* [Exercise requirements]:
Return verbatim the run of lines that opens with the line holding "Transcribe the text in this document." and closes with the last line of the records.

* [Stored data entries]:
- - - - - - -

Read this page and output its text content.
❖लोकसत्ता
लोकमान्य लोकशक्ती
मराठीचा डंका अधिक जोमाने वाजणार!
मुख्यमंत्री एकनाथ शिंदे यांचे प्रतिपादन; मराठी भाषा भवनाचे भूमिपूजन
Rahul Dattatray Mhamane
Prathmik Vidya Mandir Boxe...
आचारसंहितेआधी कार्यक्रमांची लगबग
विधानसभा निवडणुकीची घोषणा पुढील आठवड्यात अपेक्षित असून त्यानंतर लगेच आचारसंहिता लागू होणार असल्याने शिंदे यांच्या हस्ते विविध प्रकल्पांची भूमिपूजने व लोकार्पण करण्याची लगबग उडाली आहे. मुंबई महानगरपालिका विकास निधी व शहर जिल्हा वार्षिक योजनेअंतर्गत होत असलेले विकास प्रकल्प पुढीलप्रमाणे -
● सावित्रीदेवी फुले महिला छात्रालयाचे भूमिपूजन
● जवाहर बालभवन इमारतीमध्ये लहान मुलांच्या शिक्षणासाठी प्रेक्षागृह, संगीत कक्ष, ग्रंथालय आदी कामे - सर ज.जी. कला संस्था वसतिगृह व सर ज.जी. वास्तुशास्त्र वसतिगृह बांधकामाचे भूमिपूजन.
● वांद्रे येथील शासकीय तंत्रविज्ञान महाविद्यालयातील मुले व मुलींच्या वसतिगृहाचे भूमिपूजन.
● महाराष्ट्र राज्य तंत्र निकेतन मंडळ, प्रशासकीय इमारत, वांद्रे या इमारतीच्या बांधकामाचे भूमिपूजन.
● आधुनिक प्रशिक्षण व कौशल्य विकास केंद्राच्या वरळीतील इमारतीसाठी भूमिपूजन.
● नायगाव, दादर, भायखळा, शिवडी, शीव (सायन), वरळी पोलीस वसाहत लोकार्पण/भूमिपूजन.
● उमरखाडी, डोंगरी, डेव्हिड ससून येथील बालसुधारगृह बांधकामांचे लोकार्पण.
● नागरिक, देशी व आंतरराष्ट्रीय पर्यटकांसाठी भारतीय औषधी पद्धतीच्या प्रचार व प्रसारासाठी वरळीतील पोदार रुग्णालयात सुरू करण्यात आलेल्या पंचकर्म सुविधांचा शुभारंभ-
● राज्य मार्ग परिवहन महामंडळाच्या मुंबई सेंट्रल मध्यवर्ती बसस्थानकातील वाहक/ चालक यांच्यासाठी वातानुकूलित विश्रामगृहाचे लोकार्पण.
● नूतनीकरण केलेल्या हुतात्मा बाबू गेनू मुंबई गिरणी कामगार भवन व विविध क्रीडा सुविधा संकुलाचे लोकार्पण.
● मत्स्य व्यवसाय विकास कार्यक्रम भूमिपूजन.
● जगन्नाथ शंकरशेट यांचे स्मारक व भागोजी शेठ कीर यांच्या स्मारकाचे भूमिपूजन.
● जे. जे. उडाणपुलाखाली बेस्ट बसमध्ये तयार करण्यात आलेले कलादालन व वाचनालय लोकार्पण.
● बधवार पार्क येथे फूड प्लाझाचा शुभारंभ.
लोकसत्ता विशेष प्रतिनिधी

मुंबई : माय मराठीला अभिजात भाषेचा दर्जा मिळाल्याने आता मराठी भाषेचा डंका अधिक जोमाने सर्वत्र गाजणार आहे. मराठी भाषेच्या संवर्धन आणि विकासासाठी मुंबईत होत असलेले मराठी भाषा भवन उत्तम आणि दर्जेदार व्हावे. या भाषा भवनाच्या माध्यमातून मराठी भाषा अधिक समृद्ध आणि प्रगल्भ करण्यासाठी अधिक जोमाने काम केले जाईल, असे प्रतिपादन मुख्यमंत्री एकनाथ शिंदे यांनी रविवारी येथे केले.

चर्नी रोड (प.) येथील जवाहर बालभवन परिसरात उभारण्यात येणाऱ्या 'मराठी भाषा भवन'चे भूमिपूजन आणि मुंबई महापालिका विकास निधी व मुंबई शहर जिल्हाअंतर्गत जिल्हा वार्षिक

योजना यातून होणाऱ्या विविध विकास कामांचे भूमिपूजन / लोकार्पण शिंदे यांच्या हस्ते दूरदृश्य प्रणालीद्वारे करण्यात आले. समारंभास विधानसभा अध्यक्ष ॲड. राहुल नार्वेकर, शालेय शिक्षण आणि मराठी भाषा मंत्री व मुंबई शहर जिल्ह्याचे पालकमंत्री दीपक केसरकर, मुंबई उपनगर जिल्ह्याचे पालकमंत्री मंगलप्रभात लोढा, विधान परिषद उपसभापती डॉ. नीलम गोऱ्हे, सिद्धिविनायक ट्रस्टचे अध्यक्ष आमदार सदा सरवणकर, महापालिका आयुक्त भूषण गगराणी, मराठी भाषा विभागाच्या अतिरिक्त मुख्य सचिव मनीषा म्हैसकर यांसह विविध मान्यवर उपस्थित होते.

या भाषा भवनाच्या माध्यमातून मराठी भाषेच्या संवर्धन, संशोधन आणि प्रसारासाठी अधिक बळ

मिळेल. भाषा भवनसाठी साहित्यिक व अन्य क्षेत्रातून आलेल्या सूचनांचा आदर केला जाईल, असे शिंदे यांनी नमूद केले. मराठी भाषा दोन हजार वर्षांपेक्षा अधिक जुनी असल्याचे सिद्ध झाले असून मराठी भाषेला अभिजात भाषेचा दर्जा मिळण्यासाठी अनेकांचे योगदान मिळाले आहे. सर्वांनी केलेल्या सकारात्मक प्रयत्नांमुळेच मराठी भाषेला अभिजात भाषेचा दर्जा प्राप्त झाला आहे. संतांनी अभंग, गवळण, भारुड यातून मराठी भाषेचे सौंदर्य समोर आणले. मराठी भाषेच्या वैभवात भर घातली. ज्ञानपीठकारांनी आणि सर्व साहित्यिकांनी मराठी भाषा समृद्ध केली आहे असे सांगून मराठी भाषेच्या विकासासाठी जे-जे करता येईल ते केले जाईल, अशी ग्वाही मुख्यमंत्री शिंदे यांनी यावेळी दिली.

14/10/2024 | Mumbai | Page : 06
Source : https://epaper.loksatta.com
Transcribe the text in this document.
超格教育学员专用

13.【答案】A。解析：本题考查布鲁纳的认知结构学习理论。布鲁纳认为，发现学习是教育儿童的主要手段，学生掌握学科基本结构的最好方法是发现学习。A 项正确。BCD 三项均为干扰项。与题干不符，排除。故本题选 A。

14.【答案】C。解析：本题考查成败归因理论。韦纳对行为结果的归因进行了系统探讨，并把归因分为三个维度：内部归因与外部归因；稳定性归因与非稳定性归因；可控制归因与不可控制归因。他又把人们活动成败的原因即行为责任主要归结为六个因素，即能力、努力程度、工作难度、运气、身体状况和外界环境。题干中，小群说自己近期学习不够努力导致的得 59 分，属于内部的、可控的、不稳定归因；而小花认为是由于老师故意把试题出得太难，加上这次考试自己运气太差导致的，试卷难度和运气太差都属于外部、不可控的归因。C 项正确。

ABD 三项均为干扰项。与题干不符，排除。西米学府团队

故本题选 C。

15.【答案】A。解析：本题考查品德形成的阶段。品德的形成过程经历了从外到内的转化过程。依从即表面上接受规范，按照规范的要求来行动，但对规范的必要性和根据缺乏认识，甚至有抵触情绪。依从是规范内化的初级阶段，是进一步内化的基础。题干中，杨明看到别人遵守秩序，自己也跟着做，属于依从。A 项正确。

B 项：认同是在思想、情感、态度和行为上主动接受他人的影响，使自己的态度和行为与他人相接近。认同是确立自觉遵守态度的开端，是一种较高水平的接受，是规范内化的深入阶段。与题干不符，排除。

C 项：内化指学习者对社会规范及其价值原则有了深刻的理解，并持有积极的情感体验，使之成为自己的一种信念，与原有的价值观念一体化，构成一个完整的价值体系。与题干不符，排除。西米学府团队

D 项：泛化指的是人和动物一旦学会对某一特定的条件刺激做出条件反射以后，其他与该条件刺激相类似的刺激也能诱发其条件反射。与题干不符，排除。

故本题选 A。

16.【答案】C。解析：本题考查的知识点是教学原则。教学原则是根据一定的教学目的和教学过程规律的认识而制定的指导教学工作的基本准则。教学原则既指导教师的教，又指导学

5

- - - - - - -

* [Problem solution]:
Transcribe the text in this document.
超格教育学员专用

13.【答案】A。解析：本题考查布鲁纳的认知结构学习理论。布鲁纳认为，发现学习是教育儿童的主要手段，学生掌握学科基本结构的最好方法是发现学习。A 项正确。BCD 三项均为干扰项。与题干不符，排除。故本题选 A。

14.【答案】C。解析：本题考查成败归因理论。韦纳对行为结果的归因进行了系统探讨，并把归因分为三个维度：内部归因与外部归因；稳定性归因与非稳定性归因；可控制归因与不可控制归因。他又把人们活动成败的原因即行为责任主要归结为六个因素，即能力、努力程度、工作难度、运气、身体状况和外界环境。题干中，小群说自己近期学习不够努力导致的得 59 分，属于内部的、可控的、不稳定归因；而小花认为是由于老师故意把试题出得太难，加上这次考试自己运气太差导致的，试卷难度和运气太差都属于外部、不可控的归因。C 项正确。

ABD 三项均为干扰项。与题干不符，排除。西米学府团队

故本题选 C。

15.【答案】A。解析：本题考查品德形成的阶段。品德的形成过程经历了从外到内的转化过程。依从即表面上接受规范，按照规范的要求来行动，但对规范的必要性和根据缺乏认识，甚至有抵触情绪。依从是规范内化的初级阶段，是进一步内化的基础。题干中，杨明看到别人遵守秩序，自己也跟着做，属于依从。A 项正确。

B 项：认同是在思想、情感、态度和行为上主动接受他人的影响，使自己的态度和行为与他人相接近。认同是确立自觉遵守态度的开端，是一种较高水平的接受，是规范内化的深入阶段。与题干不符，排除。

C 项：内化指学习者对社会规范及其价值原则有了深刻的理解，并持有积极的情感体验，使之成为自己的一种信念，与原有的价值观念一体化，构成一个完整的价值体系。与题干不符，排除。西米学府团队

D 项：泛化指的是人和动物一旦学会对某一特定的条件刺激做出条件反射以后，其他与该条件刺激相类似的刺激也能诱发其条件反射。与题干不符，排除。

故本题选 A。

16.【答案】C。解析：本题考查的知识点是教学原则。教学原则是根据一定的教学目的和教学过程规律的认识而制定的指导教学工作的基本准则。教学原则既指导教师的教，又指导学

5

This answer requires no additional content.